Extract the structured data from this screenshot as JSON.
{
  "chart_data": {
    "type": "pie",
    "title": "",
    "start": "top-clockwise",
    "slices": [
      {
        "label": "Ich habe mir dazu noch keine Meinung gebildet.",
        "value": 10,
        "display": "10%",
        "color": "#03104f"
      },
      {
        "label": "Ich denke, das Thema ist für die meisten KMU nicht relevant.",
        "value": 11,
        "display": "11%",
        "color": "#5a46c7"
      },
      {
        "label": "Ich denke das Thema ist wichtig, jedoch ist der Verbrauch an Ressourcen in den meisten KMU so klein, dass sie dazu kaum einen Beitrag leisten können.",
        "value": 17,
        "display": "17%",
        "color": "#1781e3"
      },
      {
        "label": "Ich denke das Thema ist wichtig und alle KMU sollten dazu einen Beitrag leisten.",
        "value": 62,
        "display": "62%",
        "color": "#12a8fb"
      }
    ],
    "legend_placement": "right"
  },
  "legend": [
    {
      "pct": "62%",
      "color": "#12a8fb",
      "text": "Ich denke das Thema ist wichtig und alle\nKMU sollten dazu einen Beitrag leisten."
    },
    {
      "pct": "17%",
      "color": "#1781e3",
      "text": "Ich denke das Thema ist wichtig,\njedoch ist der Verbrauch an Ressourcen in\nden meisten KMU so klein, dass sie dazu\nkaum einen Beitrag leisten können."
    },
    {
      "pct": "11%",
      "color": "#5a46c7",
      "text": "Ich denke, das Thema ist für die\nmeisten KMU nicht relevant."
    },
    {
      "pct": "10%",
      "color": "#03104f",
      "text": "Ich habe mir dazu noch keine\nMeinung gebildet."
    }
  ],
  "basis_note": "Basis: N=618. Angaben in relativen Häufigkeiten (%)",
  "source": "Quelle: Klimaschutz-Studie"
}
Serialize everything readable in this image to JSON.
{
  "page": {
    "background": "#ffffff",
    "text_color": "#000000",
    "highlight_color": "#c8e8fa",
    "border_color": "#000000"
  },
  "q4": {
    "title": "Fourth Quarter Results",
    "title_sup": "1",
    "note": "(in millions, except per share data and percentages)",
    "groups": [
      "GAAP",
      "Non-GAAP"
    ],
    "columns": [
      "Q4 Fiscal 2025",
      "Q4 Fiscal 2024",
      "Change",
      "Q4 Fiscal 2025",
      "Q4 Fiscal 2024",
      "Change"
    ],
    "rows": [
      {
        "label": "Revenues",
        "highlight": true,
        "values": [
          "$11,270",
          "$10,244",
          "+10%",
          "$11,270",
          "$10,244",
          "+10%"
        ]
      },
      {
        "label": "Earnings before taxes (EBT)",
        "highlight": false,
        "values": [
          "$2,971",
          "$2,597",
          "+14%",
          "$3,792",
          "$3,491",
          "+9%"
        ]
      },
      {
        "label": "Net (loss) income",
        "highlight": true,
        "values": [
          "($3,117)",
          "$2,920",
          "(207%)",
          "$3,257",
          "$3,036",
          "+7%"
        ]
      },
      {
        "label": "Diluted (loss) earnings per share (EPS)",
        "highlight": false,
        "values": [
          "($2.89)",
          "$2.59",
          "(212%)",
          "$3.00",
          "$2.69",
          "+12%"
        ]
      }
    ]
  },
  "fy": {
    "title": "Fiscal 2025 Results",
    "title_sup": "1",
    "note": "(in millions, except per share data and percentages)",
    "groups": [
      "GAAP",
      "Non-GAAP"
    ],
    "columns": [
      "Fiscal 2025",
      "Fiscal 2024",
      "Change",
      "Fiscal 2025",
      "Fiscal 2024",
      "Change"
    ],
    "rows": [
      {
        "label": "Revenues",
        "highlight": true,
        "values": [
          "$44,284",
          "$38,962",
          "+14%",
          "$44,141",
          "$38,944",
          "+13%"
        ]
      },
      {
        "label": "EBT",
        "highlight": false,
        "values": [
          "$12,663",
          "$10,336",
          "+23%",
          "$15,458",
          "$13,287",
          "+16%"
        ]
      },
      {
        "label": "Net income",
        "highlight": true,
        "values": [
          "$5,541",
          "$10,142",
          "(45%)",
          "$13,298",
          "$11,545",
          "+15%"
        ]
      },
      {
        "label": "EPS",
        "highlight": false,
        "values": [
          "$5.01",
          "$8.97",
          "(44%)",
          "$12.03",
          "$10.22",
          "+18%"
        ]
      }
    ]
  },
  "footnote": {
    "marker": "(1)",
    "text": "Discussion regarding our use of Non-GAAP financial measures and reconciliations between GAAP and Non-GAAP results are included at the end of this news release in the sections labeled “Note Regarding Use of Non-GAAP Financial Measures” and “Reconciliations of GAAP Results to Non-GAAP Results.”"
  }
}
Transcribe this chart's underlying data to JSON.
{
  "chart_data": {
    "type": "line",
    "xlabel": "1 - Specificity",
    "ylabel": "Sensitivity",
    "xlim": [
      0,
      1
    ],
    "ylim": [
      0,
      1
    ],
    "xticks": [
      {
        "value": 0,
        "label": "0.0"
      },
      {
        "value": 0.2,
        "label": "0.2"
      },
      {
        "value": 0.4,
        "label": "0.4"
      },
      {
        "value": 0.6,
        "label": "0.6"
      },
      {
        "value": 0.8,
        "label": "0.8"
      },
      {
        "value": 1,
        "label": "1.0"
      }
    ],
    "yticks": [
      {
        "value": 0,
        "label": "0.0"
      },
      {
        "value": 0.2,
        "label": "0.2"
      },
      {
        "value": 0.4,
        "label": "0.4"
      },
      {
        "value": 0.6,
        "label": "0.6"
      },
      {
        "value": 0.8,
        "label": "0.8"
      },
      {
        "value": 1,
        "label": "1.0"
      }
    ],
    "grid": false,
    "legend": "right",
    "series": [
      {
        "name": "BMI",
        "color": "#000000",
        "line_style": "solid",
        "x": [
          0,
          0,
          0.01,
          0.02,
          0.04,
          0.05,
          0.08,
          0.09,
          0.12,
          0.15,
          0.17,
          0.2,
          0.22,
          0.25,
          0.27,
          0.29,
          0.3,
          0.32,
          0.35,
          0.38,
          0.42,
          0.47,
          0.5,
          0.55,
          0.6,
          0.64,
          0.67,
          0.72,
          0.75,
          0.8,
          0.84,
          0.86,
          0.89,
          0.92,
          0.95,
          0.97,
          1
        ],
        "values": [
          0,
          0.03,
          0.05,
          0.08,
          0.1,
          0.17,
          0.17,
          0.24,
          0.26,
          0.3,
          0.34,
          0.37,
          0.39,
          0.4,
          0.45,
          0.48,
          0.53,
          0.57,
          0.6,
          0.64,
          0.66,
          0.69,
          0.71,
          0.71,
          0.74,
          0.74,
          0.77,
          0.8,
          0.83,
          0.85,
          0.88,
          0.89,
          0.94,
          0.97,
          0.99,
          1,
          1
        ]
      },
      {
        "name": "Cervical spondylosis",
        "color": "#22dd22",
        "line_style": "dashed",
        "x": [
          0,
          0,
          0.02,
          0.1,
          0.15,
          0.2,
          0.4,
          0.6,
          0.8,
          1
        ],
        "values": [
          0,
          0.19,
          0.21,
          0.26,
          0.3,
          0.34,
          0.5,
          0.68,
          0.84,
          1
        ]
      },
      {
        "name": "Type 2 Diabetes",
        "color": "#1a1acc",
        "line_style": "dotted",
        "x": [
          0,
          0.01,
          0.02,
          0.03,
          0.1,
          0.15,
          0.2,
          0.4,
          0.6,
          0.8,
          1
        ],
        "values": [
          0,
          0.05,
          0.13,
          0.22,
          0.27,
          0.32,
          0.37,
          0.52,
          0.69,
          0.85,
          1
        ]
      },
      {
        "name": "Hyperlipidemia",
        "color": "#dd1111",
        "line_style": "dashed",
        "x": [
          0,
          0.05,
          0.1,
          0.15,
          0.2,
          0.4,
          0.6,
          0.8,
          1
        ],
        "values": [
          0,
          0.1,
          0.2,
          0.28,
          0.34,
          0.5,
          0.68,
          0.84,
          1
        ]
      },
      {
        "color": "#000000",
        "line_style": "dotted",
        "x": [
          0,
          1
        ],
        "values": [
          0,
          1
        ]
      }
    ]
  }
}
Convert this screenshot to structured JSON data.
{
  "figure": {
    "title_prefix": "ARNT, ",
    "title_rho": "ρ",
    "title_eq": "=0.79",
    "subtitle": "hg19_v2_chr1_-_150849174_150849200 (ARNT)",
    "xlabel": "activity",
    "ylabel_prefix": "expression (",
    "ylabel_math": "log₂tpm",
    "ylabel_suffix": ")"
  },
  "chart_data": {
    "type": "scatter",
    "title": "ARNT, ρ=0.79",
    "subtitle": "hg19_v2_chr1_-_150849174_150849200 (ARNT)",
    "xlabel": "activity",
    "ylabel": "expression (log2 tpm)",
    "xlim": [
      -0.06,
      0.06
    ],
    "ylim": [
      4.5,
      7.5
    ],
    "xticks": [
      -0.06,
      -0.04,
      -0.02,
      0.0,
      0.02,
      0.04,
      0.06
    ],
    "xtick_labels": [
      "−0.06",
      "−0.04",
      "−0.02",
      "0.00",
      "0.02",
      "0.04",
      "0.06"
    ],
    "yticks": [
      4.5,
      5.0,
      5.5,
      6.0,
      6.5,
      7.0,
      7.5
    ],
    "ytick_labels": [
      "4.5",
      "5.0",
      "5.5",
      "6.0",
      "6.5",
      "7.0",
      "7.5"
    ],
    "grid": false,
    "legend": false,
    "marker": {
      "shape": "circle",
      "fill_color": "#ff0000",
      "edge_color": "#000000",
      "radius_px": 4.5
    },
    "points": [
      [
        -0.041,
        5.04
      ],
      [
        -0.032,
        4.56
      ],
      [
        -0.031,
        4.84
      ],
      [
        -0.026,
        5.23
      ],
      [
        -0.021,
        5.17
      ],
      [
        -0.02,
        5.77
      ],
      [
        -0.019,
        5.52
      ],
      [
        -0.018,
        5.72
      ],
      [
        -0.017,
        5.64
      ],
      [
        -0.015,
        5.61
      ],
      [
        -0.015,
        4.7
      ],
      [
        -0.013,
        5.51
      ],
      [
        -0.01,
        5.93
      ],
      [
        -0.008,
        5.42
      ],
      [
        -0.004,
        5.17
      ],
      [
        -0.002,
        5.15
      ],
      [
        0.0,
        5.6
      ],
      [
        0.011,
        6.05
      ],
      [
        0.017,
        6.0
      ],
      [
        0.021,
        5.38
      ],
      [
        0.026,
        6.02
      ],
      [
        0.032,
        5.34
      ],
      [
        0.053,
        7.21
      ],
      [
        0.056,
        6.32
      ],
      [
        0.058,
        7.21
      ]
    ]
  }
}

════════════════════

**Requirement**
Leave out every line without the string "gebildet" and copy the rest.

**The output**
        "label": "Ich habe mir dazu noch keine Meinung gebildet.",
      "text": "Ich habe mir dazu noch keine\nMeinung gebildet."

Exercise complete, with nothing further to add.